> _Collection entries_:
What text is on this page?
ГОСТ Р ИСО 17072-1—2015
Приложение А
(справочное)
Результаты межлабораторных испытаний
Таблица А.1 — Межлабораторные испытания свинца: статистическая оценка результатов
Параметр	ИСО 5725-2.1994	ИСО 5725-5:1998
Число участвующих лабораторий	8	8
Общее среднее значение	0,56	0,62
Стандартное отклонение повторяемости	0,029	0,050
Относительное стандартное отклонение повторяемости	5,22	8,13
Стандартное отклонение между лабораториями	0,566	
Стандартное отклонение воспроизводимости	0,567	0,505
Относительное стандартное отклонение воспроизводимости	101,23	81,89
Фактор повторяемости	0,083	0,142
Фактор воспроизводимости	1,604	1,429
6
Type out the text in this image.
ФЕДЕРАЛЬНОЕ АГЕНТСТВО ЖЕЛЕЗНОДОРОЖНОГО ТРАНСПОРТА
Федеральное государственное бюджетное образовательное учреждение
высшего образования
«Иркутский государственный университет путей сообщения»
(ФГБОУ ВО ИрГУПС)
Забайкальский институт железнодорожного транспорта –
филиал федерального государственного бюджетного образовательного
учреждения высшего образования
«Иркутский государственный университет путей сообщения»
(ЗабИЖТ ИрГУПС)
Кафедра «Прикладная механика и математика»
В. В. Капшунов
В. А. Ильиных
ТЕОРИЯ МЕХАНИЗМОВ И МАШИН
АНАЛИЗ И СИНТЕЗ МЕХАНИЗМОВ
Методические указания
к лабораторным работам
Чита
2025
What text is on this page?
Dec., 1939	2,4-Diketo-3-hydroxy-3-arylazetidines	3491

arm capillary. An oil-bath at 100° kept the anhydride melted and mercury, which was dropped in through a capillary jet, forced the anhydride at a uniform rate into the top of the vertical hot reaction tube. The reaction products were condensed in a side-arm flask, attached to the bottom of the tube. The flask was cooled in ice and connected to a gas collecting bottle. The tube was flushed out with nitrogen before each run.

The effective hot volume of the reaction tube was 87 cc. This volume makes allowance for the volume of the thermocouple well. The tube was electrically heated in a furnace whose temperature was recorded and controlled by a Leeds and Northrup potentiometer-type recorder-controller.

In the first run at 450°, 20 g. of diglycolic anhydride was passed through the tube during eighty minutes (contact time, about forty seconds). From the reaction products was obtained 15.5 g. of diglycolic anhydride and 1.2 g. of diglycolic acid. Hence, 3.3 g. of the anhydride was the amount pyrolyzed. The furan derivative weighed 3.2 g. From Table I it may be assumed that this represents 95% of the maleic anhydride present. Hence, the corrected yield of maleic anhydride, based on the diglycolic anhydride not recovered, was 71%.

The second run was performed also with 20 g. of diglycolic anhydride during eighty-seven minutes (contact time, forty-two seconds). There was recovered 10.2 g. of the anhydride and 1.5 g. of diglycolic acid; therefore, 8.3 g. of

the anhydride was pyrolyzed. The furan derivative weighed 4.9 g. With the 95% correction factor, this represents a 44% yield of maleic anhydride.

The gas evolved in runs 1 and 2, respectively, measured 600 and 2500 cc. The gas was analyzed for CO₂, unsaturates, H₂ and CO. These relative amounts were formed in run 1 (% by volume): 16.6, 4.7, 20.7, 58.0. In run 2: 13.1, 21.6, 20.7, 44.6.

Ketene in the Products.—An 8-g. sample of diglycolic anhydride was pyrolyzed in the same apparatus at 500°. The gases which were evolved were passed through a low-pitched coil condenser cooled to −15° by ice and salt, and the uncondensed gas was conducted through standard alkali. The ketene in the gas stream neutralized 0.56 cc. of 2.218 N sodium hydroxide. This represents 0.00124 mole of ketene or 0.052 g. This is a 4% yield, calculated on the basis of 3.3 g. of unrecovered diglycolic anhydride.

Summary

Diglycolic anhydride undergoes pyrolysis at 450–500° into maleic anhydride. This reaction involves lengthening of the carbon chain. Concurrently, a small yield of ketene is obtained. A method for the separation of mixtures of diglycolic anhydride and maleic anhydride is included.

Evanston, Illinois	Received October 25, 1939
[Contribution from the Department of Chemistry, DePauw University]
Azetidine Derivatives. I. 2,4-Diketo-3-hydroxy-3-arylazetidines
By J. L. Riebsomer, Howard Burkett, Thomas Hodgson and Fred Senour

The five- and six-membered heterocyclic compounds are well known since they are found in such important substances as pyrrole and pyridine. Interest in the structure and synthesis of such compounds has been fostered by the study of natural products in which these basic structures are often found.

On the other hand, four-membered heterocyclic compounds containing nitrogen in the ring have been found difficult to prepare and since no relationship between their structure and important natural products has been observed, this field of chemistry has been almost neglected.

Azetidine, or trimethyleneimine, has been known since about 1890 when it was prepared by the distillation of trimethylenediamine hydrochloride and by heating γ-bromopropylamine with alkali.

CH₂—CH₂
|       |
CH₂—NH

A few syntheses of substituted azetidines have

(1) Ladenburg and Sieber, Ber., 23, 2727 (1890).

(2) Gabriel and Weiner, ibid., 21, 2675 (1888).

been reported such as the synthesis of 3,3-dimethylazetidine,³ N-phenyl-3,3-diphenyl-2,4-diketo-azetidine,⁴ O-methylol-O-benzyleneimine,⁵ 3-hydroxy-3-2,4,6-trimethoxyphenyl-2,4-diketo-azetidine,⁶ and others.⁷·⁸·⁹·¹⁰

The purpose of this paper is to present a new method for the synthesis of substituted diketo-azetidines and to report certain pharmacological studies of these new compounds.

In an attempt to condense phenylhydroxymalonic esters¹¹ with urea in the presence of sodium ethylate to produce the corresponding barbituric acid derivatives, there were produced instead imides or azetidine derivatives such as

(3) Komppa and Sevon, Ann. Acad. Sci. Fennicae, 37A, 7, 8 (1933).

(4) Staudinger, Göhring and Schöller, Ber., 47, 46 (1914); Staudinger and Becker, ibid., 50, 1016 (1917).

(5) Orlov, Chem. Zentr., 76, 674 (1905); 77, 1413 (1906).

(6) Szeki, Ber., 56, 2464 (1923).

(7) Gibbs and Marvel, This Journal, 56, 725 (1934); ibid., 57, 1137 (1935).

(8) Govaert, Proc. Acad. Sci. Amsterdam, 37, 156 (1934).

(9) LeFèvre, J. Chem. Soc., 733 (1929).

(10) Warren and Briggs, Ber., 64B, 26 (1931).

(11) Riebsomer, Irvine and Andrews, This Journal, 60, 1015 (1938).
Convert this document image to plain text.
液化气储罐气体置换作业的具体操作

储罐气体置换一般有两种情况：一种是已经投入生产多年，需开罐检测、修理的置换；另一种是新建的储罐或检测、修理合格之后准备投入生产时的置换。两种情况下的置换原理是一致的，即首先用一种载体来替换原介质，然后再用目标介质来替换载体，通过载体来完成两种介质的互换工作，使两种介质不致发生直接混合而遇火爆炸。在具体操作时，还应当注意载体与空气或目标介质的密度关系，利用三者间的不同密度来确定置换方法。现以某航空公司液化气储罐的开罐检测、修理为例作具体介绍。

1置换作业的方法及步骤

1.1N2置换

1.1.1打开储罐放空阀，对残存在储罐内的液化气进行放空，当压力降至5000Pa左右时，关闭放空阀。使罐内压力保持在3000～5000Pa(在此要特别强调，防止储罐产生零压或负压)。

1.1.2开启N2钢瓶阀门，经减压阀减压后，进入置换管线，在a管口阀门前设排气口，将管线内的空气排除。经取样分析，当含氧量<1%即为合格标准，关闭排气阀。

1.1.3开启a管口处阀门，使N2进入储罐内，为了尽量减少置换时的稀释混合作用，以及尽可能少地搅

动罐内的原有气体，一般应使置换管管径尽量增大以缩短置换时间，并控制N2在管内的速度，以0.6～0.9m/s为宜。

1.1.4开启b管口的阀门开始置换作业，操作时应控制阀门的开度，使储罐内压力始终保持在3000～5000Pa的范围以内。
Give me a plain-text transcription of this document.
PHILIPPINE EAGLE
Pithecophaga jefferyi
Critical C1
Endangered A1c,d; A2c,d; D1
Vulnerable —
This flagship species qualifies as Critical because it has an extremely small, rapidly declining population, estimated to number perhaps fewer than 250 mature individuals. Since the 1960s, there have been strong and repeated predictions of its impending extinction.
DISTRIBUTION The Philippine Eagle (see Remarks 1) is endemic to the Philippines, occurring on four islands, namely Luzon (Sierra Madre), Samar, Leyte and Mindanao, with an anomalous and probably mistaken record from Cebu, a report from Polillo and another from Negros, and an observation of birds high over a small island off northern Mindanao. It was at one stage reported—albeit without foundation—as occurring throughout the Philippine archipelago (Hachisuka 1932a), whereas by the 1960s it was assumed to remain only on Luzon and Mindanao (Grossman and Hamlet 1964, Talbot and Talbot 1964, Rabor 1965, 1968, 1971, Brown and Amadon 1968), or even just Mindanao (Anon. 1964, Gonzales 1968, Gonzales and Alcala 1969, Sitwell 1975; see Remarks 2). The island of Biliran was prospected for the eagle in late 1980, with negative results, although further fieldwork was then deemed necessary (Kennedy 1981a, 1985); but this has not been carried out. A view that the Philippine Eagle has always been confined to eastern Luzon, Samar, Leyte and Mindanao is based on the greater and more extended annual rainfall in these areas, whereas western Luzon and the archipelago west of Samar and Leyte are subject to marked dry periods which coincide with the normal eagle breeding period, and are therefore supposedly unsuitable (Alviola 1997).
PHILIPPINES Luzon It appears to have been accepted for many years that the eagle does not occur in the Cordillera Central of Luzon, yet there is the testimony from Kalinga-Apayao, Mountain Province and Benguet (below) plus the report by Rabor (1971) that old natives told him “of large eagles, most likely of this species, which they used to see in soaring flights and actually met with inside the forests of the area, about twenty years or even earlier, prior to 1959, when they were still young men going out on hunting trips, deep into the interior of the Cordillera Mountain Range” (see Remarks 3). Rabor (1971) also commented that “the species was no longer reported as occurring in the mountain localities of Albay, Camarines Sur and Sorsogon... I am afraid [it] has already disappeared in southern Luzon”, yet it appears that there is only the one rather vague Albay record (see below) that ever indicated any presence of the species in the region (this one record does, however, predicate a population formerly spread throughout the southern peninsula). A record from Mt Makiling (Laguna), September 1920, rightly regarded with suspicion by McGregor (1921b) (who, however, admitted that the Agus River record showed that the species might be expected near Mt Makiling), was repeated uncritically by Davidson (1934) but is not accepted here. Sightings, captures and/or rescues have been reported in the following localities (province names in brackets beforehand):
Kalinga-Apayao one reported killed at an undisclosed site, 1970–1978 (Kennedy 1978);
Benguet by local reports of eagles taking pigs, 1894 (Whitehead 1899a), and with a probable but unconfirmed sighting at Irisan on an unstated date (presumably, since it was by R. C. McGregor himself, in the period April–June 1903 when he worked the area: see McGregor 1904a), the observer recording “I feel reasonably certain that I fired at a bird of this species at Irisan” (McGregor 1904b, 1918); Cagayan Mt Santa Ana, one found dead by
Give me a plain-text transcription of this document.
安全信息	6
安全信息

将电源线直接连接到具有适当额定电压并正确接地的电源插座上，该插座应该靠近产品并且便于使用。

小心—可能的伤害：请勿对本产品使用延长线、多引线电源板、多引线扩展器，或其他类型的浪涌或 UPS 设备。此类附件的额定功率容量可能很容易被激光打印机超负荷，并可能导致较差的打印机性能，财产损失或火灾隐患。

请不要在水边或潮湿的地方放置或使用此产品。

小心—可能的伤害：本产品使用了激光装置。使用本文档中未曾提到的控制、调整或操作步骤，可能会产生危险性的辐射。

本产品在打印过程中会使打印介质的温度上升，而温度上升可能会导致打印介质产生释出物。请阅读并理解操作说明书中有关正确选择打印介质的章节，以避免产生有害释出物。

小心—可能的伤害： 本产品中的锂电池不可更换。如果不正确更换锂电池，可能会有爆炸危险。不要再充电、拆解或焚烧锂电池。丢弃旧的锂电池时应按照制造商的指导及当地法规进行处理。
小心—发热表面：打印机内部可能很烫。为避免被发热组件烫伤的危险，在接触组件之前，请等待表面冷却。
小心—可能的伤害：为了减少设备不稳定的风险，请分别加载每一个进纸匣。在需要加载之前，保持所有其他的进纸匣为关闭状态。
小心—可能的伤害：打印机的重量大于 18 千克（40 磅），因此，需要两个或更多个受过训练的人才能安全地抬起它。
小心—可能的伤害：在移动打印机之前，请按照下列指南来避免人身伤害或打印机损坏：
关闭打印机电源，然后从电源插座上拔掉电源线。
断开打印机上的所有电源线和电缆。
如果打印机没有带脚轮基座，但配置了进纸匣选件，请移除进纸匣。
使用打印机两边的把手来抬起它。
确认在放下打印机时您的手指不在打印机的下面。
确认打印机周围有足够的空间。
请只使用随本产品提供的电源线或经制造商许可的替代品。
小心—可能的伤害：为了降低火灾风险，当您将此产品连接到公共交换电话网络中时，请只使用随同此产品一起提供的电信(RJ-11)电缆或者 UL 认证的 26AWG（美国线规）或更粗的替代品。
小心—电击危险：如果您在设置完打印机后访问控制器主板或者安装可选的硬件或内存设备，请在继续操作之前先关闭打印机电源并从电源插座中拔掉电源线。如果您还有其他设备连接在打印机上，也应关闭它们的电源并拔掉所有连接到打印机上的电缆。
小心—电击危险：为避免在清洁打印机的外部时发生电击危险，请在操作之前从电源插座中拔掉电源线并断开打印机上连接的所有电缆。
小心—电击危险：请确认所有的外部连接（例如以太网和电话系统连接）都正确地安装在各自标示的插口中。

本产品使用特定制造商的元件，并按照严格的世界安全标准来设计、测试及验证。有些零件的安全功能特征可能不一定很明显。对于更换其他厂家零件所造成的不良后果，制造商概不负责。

> _Description of the task_: Copy every line from the entries that contains the word "certain".

> _The solution_:
The purpose of this paper is to present a new method for the synthesis of substituted diketo-azetidines and to report certain pharmacological studies of these new compounds.
Benguet by local reports of eagles taking pigs, 1894 (Whitehead 1899a), and with a probable but unconfirmed sighting at Irisan on an unstated date (presumably, since it was by R. C. McGregor himself, in the period April–June 1903 when he worked the area: see McGregor 1904a), the observer recording “I feel reasonably certain that I fired at a bird of this species at Irisan” (McGregor 1904b, 1918); Cagayan Mt Santa Ana, one found dead by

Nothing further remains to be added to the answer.